Task to complete –
Identify the lines that contain the string "ylabel" and copy all of them.
# Extracted information start
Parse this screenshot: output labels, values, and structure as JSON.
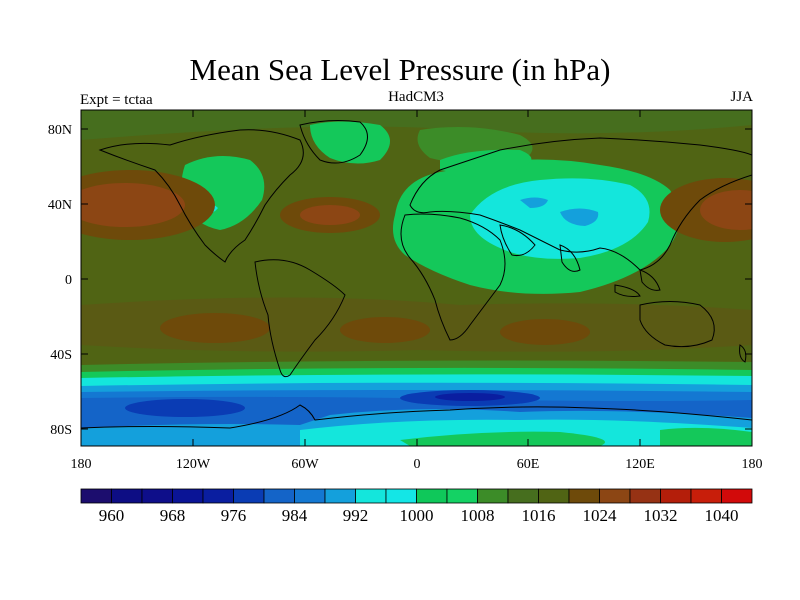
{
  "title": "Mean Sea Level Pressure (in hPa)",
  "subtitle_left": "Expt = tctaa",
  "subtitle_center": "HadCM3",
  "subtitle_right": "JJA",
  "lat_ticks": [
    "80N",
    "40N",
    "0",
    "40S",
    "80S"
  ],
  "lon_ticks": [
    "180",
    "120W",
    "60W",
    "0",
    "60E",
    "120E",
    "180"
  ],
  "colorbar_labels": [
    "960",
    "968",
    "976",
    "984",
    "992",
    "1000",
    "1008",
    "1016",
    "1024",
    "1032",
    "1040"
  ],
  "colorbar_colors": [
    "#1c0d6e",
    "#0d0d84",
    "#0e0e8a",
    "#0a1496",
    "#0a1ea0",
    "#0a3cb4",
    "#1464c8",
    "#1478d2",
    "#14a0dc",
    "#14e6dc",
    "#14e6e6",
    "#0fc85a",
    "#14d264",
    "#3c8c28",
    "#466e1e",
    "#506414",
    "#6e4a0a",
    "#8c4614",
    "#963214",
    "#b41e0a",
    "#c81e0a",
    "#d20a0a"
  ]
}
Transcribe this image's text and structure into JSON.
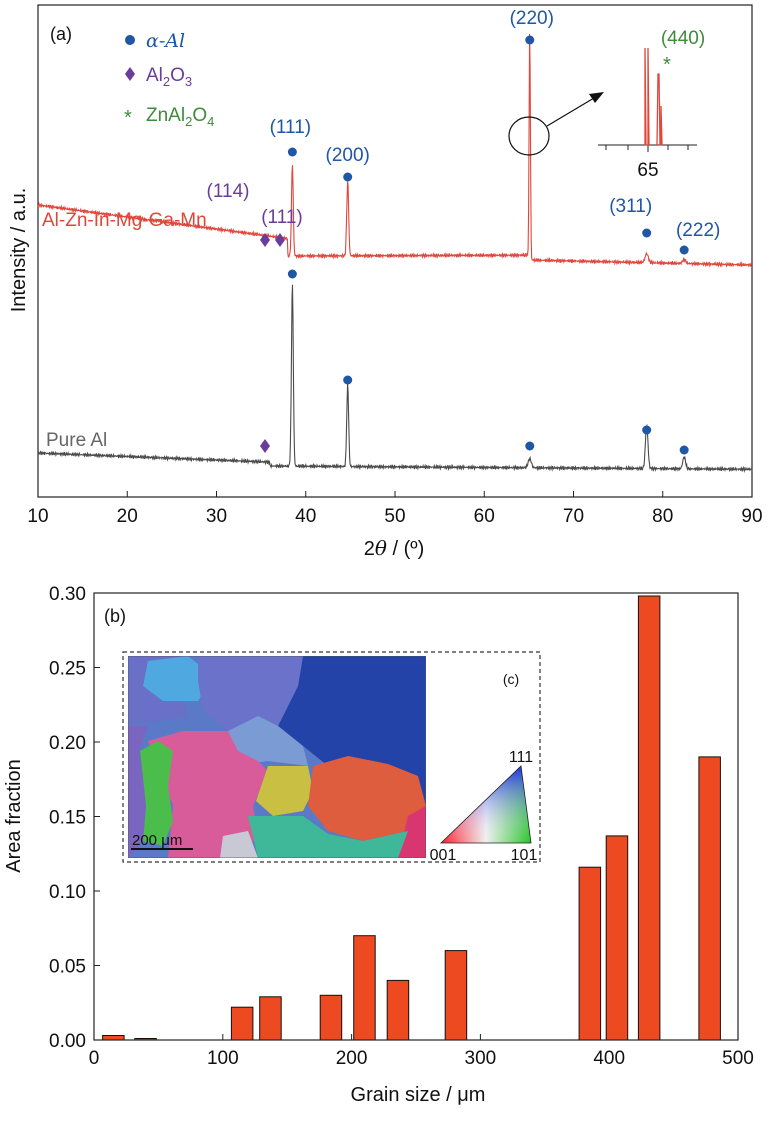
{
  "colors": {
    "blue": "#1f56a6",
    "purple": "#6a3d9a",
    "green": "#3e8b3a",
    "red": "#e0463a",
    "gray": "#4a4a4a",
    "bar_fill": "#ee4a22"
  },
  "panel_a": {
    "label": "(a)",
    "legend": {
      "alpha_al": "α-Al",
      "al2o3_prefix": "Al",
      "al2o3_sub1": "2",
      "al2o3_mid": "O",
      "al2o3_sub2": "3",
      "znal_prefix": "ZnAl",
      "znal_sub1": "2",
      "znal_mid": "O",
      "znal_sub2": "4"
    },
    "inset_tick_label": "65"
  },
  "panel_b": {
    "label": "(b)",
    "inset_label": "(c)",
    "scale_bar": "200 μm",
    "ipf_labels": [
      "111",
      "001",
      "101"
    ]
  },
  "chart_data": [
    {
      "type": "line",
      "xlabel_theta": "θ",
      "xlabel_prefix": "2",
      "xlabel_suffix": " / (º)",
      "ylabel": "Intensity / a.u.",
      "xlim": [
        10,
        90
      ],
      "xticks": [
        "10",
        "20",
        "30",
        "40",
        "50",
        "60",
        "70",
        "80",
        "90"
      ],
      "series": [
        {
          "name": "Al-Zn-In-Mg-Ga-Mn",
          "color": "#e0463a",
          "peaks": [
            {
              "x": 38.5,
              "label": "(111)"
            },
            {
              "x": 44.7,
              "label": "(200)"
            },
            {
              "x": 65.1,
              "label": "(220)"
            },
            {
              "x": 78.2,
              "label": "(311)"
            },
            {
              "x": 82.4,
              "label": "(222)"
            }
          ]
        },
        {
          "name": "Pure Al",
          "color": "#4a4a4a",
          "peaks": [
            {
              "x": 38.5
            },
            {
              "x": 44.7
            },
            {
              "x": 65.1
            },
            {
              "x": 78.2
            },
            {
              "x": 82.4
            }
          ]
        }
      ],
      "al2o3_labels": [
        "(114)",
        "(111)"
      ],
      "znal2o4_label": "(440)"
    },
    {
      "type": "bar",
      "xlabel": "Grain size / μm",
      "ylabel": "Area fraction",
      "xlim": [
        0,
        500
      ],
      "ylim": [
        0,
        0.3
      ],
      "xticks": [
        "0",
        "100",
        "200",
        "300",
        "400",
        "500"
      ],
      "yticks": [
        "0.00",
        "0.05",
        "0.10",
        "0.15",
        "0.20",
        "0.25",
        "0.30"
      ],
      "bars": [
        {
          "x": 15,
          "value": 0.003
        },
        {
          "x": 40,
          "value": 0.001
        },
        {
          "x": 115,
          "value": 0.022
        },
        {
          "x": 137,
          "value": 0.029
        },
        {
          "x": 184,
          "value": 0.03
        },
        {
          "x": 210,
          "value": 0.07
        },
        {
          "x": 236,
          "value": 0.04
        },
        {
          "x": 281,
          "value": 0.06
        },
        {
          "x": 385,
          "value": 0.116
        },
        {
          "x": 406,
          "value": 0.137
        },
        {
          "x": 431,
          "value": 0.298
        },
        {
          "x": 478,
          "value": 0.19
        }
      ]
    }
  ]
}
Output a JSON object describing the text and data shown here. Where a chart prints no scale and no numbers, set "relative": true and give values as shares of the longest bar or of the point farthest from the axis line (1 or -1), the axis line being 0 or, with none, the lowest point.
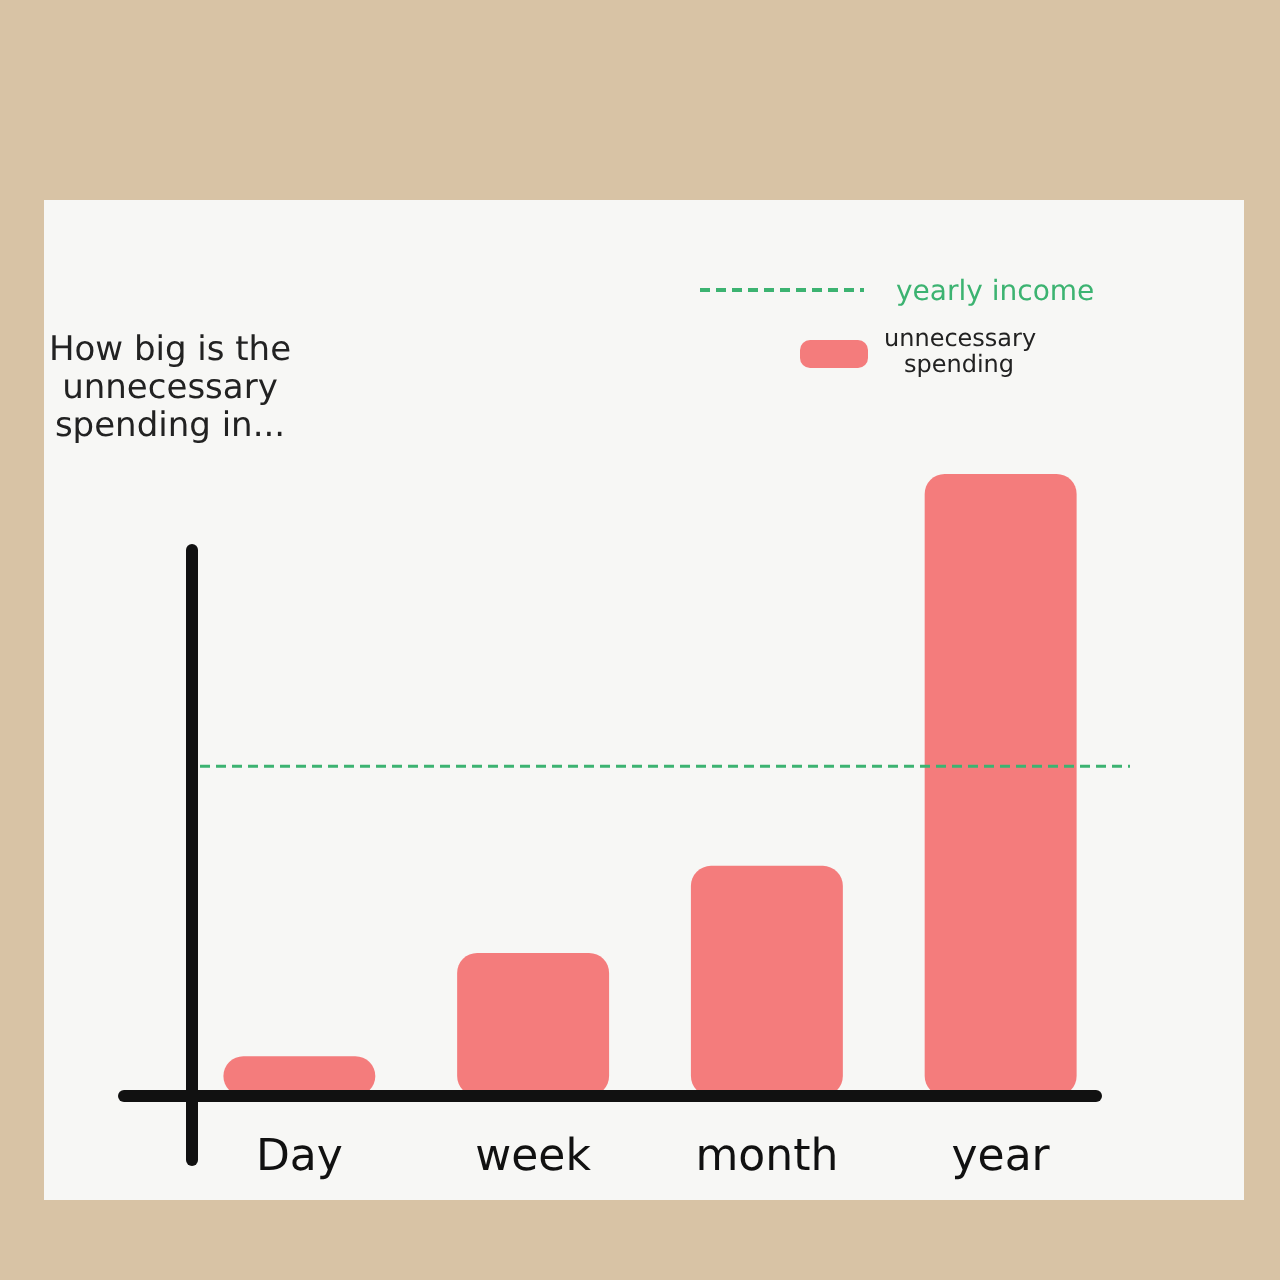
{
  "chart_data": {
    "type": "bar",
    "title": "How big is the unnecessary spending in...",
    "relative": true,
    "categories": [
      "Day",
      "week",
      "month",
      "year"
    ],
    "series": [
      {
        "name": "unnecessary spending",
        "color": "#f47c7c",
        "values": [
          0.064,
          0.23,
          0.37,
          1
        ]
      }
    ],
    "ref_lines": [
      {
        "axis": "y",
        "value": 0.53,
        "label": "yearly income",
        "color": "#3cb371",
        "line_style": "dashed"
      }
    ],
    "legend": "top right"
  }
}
# Extracted information end
The solution –
      "ylabel": "Intensity / a.u.",
      "ylabel": "Area fraction",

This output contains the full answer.